### EXTRACTED MATERIAL
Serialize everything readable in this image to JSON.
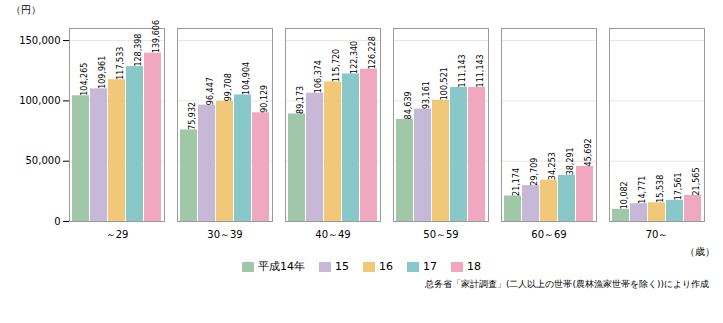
{
  "chart_data": {
    "type": "bar",
    "ylabel": "（円）",
    "xlabel": "（歳）",
    "caption": "总务省「家計調査」(二人以上の世帯(農林漁家世帯を除く))により作成",
    "categories": [
      "～29",
      "30～39",
      "40～49",
      "50～59",
      "60～69",
      "70～"
    ],
    "series": [
      {
        "name": "平成14年",
        "color": "#a0c8a8",
        "values": [
          104265,
          75932,
          89173,
          84639,
          21174,
          10082
        ],
        "value_labels": [
          "104,265",
          "75,932",
          "89,173",
          "84,639",
          "21,174",
          "10,082"
        ]
      },
      {
        "name": "15",
        "color": "#c8b8d8",
        "values": [
          109961,
          96447,
          106374,
          93161,
          29709,
          14771
        ],
        "value_labels": [
          "109,961",
          "96,447",
          "106,374",
          "93,161",
          "29,709",
          "14,771"
        ]
      },
      {
        "name": "16",
        "color": "#f0c878",
        "values": [
          117533,
          99708,
          115720,
          100521,
          34253,
          15538
        ],
        "value_labels": [
          "117,533",
          "99,708",
          "115,720",
          "100,521",
          "34,253",
          "15,538"
        ]
      },
      {
        "name": "17",
        "color": "#88c8c8",
        "values": [
          128398,
          104904,
          122340,
          111143,
          38291,
          17561
        ],
        "value_labels": [
          "128,398",
          "104,904",
          "122,340",
          "111,143",
          "38,291",
          "17,561"
        ]
      },
      {
        "name": "18",
        "color": "#f0a8c0",
        "values": [
          139606,
          90129,
          126228,
          111143,
          45692,
          21565
        ],
        "value_labels": [
          "139,606",
          "90,129",
          "126,228",
          "111,143",
          "45,692",
          "21,565"
        ]
      }
    ],
    "ylim": [
      0,
      160000
    ],
    "yticks": [
      0,
      {
        "value": 50000,
        "label": "50,000"
      },
      {
        "value": 100000,
        "label": "100,000"
      },
      {
        "value": 150000,
        "label": "150,000"
      }
    ],
    "grid": true,
    "data_labels": true,
    "legend": "bottom"
  }
}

### CHALLENGE
Using the records above, pull out each line where the word "name" occurs.

### ANSWER TO THIS EXERCISE
        "name": "平成14年",
        "name": "15",
        "name": "16",
        "name": "17",
        "name": "18",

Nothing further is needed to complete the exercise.